> **TO DO**
Print the following lines again word for word, from the start of the entries through the line containing "green-app-icon[interactable]: ● xyxy=(782,728,830,768)", with both ends included.

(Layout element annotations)
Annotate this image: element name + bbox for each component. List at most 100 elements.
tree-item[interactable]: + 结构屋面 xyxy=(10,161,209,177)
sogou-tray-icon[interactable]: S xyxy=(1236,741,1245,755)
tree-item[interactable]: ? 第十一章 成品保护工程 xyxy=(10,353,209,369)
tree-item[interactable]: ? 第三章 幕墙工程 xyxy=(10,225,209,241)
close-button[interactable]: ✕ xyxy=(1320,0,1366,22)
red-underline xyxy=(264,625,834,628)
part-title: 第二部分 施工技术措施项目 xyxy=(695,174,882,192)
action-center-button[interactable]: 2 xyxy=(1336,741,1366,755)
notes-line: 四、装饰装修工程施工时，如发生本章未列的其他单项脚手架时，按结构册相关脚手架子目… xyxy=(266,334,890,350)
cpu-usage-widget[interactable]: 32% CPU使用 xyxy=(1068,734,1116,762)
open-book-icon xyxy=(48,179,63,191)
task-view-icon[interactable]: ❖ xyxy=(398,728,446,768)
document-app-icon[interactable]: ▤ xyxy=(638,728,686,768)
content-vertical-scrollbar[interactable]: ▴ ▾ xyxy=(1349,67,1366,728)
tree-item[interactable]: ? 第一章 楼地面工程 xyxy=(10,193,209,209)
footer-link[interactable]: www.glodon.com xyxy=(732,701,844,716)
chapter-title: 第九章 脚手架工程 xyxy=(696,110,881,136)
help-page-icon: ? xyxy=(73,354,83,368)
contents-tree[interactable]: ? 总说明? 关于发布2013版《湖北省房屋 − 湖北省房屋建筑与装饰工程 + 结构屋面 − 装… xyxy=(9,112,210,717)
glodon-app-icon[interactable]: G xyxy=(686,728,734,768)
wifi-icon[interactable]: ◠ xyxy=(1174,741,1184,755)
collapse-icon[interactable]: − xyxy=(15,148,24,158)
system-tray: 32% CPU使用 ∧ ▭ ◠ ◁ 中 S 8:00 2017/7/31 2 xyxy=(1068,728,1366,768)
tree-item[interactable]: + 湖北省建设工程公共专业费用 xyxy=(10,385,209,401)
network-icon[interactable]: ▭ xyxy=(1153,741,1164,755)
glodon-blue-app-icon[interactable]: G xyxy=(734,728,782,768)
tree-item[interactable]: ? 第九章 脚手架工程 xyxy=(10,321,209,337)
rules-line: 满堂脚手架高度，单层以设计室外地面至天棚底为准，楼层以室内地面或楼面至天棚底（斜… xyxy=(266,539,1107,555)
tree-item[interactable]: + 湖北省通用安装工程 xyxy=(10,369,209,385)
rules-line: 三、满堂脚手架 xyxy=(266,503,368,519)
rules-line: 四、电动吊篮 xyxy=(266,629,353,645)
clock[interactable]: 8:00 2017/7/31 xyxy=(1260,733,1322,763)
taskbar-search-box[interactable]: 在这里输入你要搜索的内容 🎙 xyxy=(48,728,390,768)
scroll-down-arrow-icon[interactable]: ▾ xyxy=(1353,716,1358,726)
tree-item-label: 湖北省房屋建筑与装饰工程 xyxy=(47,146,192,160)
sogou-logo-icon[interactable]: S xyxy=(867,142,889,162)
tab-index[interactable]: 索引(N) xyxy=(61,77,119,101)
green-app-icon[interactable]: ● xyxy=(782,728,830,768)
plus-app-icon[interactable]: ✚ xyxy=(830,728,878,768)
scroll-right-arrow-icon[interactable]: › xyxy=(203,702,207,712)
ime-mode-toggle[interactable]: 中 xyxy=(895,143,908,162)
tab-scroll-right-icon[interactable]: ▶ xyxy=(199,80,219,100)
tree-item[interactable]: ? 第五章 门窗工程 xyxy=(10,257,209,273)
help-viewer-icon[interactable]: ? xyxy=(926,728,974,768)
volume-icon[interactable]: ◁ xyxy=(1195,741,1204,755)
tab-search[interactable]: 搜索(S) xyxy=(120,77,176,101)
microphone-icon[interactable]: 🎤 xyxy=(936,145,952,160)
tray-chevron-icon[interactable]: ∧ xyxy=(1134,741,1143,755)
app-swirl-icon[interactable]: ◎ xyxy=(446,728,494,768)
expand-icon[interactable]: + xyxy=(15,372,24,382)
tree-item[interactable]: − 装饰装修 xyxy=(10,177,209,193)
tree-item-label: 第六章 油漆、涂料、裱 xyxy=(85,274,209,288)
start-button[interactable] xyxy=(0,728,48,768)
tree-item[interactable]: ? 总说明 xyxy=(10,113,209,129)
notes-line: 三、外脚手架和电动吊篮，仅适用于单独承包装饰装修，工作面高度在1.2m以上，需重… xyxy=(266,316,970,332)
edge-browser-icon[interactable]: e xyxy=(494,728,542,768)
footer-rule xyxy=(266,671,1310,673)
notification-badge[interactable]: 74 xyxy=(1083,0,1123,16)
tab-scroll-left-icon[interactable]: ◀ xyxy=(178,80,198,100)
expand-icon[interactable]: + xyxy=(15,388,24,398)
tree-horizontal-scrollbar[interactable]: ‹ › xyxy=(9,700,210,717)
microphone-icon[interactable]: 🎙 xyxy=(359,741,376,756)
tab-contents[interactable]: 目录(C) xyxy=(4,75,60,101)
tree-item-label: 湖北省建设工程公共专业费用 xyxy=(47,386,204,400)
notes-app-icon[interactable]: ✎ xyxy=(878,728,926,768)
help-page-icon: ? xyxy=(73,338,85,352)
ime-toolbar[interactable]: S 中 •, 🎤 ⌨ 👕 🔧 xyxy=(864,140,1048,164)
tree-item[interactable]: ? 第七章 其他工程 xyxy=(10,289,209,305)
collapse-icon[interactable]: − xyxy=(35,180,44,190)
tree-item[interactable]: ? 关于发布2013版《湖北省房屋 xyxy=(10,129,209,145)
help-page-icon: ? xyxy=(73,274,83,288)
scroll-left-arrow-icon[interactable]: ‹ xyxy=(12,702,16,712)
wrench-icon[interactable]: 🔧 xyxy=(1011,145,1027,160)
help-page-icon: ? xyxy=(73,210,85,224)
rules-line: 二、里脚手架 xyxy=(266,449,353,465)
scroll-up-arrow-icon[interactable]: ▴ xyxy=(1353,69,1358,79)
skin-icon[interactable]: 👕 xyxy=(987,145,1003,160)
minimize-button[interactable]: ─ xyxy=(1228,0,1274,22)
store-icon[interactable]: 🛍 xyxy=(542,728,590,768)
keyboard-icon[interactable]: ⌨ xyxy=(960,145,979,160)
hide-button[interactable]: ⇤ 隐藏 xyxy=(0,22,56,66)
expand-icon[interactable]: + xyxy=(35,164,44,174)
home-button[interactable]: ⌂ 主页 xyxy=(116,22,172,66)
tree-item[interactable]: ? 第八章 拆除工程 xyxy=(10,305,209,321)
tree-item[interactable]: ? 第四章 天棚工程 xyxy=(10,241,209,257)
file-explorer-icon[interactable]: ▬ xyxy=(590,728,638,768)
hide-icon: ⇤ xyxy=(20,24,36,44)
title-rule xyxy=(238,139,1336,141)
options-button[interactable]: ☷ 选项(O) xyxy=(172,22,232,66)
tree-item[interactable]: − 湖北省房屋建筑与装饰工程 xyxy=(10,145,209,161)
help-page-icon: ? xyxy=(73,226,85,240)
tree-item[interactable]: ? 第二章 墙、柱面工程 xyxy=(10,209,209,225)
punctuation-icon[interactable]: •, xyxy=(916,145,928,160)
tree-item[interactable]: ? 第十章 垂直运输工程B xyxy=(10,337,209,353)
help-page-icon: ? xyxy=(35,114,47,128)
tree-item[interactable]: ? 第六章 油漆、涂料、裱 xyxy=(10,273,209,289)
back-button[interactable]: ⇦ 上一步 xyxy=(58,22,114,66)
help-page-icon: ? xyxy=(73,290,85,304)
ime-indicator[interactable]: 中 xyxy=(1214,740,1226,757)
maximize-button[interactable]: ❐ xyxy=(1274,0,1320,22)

> **SOLUTION TO THE PROBLEM**
Annotate this image: element name + bbox for each component. List at most 100 elements.
tree-item[interactable]: + 结构屋面 xyxy=(10,161,209,177)
sogou-tray-icon[interactable]: S xyxy=(1236,741,1245,755)
tree-item[interactable]: ? 第十一章 成品保护工程 xyxy=(10,353,209,369)
tree-item[interactable]: ? 第三章 幕墙工程 xyxy=(10,225,209,241)
close-button[interactable]: ✕ xyxy=(1320,0,1366,22)
red-underline xyxy=(264,625,834,628)
part-title: 第二部分 施工技术措施项目 xyxy=(695,174,882,192)
action-center-button[interactable]: 2 xyxy=(1336,741,1366,755)
notes-line: 四、装饰装修工程施工时，如发生本章未列的其他单项脚手架时，按结构册相关脚手架子目… xyxy=(266,334,890,350)
cpu-usage-widget[interactable]: 32% CPU使用 xyxy=(1068,734,1116,762)
open-book-icon xyxy=(48,179,63,191)
task-view-icon[interactable]: ❖ xyxy=(398,728,446,768)
document-app-icon[interactable]: ▤ xyxy=(638,728,686,768)
content-vertical-scrollbar[interactable]: ▴ ▾ xyxy=(1349,67,1366,728)
tree-item[interactable]: ? 第一章 楼地面工程 xyxy=(10,193,209,209)
footer-link[interactable]: www.glodon.com xyxy=(732,701,844,716)
chapter-title: 第九章 脚手架工程 xyxy=(696,110,881,136)
help-page-icon: ? xyxy=(73,354,83,368)
contents-tree[interactable]: ? 总说明? 关于发布2013版《湖北省房屋 − 湖北省房屋建筑与装饰工程 + 结构屋面 − 装… xyxy=(9,112,210,717)
glodon-app-icon[interactable]: G xyxy=(686,728,734,768)
wifi-icon[interactable]: ◠ xyxy=(1174,741,1184,755)
collapse-icon[interactable]: − xyxy=(15,148,24,158)
system-tray: 32% CPU使用 ∧ ▭ ◠ ◁ 中 S 8:00 2017/7/31 2 xyxy=(1068,728,1366,768)
tree-item[interactable]: + 湖北省建设工程公共专业费用 xyxy=(10,385,209,401)
network-icon[interactable]: ▭ xyxy=(1153,741,1164,755)
glodon-blue-app-icon[interactable]: G xyxy=(734,728,782,768)
tree-item[interactable]: ? 第九章 脚手架工程 xyxy=(10,321,209,337)
rules-line: 满堂脚手架高度，单层以设计室外地面至天棚底为准，楼层以室内地面或楼面至天棚底（斜… xyxy=(266,539,1107,555)
tree-item[interactable]: + 湖北省通用安装工程 xyxy=(10,369,209,385)
rules-line: 三、满堂脚手架 xyxy=(266,503,368,519)
rules-line: 四、电动吊篮 xyxy=(266,629,353,645)
clock[interactable]: 8:00 2017/7/31 xyxy=(1260,733,1322,763)
taskbar-search-box[interactable]: 在这里输入你要搜索的内容 🎙 xyxy=(48,728,390,768)
scroll-down-arrow-icon[interactable]: ▾ xyxy=(1353,716,1358,726)
tree-item-label: 湖北省房屋建筑与装饰工程 xyxy=(47,146,192,160)
sogou-logo-icon[interactable]: S xyxy=(867,142,889,162)
tab-index[interactable]: 索引(N) xyxy=(61,77,119,101)
green-app-icon[interactable]: ● xyxy=(782,728,830,768)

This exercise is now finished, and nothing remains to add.